ОТРЫВОК ИЗ ТЕКСТА ▸
______________________________
ВВЕДЕНИЕ
Несколько слов о взгляде на события
Еще задолго до того, как взять в руки перо, я думал о том, чтобы написать книгу о Вьетнаме. В конце концов, удачный (или неудачный) жребий сделал меня очевидцем и участником нашей первой проигранной войны — сначала в качестве советника по разведке южновьетнамских вооруженных сил, а затем в качестве члена миссии США в Сайгоне во время мертворожденного перемирия с 1973 по 1975 год. Во время войны я почти два года жил и воевал в одной из самых печально известных провинций Вьетнама, а во время «мира» служил в качестве переговорщика в тщетной попытке вырвать у упрямых вьетнамских коммунистов информацию о наших пропавших без вести военнослужащих. Поиск этих сведений неоднократно приводил меня в Ханой, и этот опыт расширил мое представление о великой борьбе, охватившей меня, моих соотечественников и вьетнамский народ.
Тем не менее, свое желание написать ее я подавлял всякий раз, когда меня оно охватывало. Поначалу просто было очень трудно оставаться объективным — слишком мало времени прошло после падения Сайгона, когда я бежал с крыши посольства США на вертолете морской пехоты за несколько часов до того, как северовьетнамские танки триумфально вошли в город. Травмирующая, насыщенная эмоциями атмосфера тех последних дней в Сайгоне делала любой объективный рассказ о том, что с нами произошло, трудным, если не невозможным.
______________________________
ИСХОДНЫЕ ДАННЫЕ ▸
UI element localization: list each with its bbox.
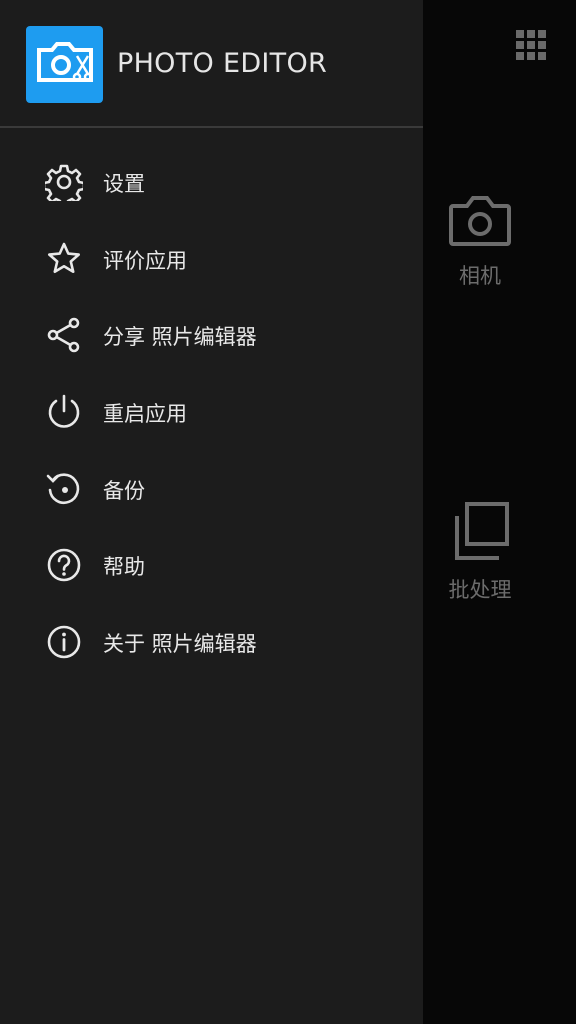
______________________________
ЗАДАНИЯ ▸
**a.** Пожалуйста, перепечатайте из текста о войне во Вьетнаме всё от слов «Тем не менее, свое» вплоть до слов «если не невозможным.».
**b.** Продолжите текст о войне во Вьетнаме, начав сразу после его последнего предложения.
Листинг взят из другого источника.

ОТВЕТЫ К УПРАЖНЕНИЮ ▸
**a.**
Тем не менее, свое желание написать ее я подавлял всякий раз, когда меня оно охватывало. Поначалу просто было очень трудно оставаться объективным — слишком мало времени прошло после падения Сайгона, когда я бежал с крыши посольства США на вертолете морской пехоты за несколько часов до того, как северовьетнамские танки триумфально вошли в город. Травмирующая, насыщенная эмоциями атмосфера тех последних дней в Сайгоне делала любой объективный рассказ о том, что с нами произошло, трудным, если не невозможным.

**b.**
Меня также сдерживал тот факт, что в общей картине событий, разворачивавшихся вокруг меня во Вьетнаме, я был должностным лицом низкого уровня. Капитаны не пишут истории войн, эта задача приличествует генералам. Весь мир ждал мемуаров генерала Уэстморленда, и кому были бы интересны мысли одного из тысяч младших офицеров, служивших во Вьетнаме? Каждый раз, когда у меня возникало искушение написать, я напоминал себе об этом, как и о том, что прежде чем высказаться, кадровые офицеры обычно ждут выхода на пенсию (или, по крайней мере, двадцатилетней выслуги).
В разговорах между собой военные часто вспоминают самоуничижительную шутку о том, что сказки и военные истории отличаются только первой строчкой. Сказки начинаются со слов «Жили-были…», а военные истории — с «Вот я был…». Мне не хотелось никого утомлять своей историей, как бы она ни начиналась.
Но время постепенно ослабляло боль от последней агонии Сайгона. Несмотря на свои сомнения, я поддался искушению изложить свои мысли в письменном виде — под влиянием друзей (которые убедительно доказывали, что американский народ еще не осознал причины нашего провала во Вьетнаме) и собственного постепенного осознания того, что мой взгляд как рядового участника войны был скорее преимуществом, чем препятствием.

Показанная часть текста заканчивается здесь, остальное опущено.